* _Task requirements_
Find each line in the following listing that has the string "grid", then state the count and nothing else.

start Records shown

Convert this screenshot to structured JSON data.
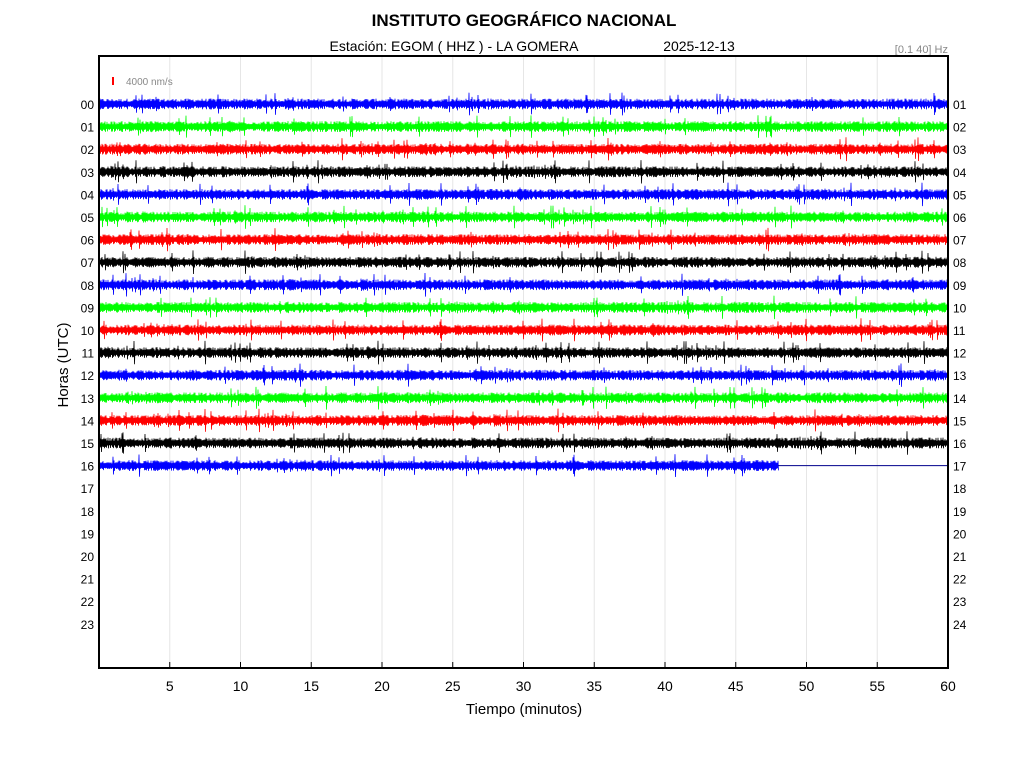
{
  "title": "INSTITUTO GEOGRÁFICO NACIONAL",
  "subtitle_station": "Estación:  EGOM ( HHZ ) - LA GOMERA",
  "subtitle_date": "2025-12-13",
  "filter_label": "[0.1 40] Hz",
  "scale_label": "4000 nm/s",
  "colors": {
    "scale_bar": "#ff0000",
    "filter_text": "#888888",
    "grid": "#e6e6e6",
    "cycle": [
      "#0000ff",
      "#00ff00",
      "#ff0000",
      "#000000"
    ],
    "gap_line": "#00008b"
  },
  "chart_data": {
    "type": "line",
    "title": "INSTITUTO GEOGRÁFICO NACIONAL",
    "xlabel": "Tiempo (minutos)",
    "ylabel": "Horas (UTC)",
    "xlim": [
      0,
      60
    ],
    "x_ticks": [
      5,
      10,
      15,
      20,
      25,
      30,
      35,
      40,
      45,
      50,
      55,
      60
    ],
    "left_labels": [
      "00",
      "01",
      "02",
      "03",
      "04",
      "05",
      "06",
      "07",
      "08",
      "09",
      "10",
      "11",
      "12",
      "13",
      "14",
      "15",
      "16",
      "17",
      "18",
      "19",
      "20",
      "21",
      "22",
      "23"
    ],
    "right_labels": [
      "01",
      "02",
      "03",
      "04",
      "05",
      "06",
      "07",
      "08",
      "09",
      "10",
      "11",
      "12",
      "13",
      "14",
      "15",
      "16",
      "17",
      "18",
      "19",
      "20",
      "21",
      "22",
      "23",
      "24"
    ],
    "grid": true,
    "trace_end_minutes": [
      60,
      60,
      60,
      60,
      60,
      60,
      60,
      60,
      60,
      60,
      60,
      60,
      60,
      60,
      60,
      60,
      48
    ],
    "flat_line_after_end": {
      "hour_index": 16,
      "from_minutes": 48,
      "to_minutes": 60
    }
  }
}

end Records shown
start Records shown

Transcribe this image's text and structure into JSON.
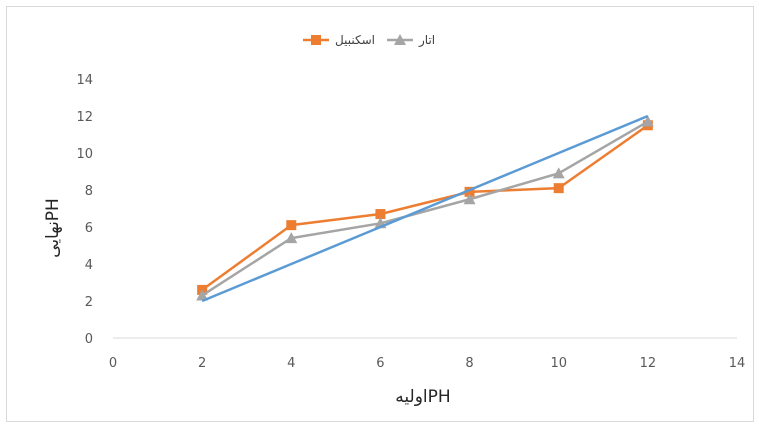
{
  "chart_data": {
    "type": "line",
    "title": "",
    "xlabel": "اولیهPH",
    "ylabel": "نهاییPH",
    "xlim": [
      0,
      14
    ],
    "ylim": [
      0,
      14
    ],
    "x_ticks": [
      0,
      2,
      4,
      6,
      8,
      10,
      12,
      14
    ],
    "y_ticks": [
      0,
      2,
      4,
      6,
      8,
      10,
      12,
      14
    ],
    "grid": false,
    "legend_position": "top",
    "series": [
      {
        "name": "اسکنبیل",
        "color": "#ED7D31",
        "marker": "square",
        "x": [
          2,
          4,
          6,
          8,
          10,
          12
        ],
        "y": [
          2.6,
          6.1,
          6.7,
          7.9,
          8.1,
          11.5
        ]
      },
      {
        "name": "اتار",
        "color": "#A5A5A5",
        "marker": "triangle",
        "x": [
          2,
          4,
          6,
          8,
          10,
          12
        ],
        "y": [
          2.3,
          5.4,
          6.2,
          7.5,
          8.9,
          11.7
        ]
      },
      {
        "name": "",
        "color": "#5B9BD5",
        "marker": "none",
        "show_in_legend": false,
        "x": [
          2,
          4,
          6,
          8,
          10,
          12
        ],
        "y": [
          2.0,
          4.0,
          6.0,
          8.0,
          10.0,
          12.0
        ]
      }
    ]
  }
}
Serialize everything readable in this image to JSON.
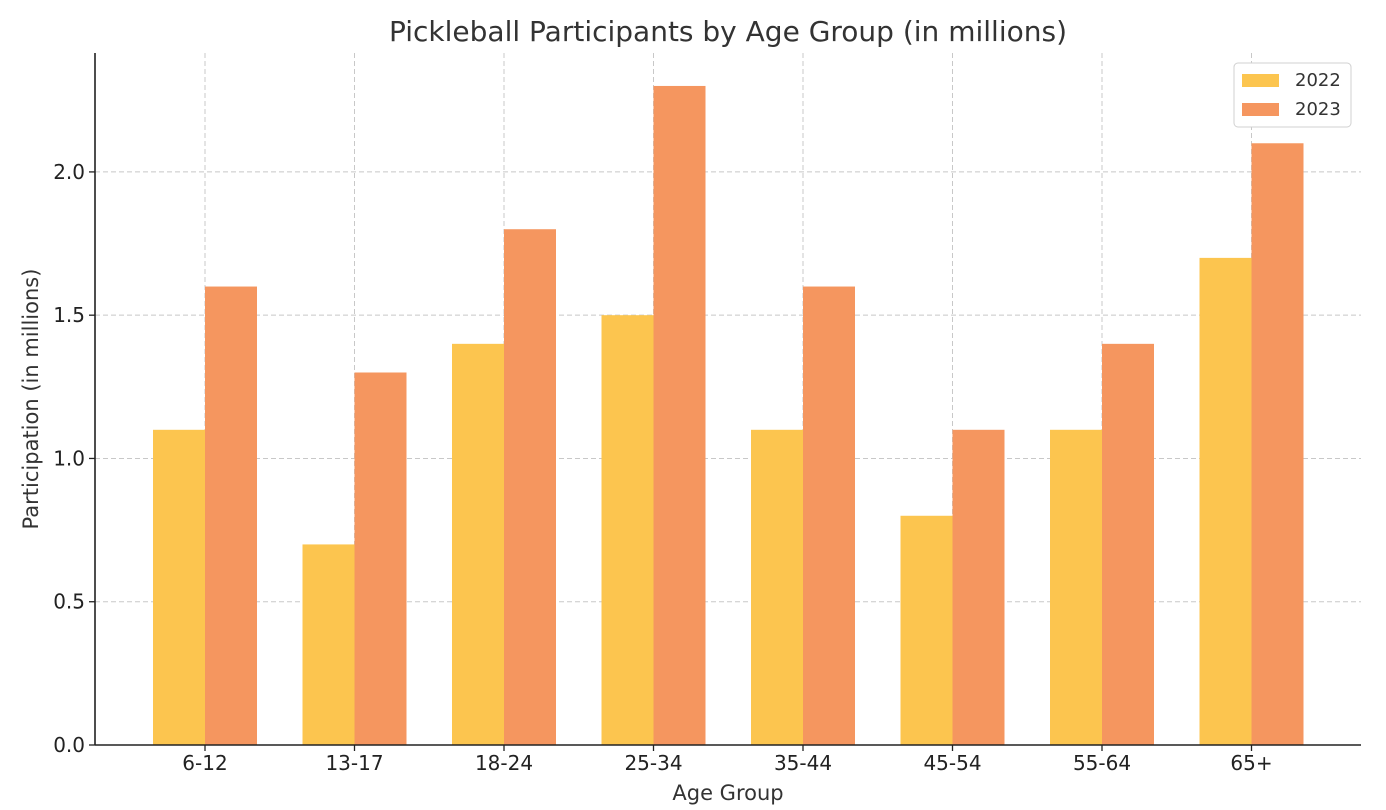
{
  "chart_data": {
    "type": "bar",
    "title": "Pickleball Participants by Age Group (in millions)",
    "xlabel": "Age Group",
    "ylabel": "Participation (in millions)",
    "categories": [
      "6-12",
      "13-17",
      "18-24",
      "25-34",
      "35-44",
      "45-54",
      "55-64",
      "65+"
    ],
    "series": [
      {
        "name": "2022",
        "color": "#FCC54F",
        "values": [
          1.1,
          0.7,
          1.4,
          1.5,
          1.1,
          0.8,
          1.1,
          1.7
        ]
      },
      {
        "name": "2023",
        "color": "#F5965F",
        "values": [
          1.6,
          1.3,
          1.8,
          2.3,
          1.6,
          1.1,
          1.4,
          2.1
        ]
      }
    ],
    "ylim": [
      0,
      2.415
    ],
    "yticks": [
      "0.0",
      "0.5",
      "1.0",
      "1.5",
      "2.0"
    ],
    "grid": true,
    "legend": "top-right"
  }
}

end Records shown

* _Output for this task_
4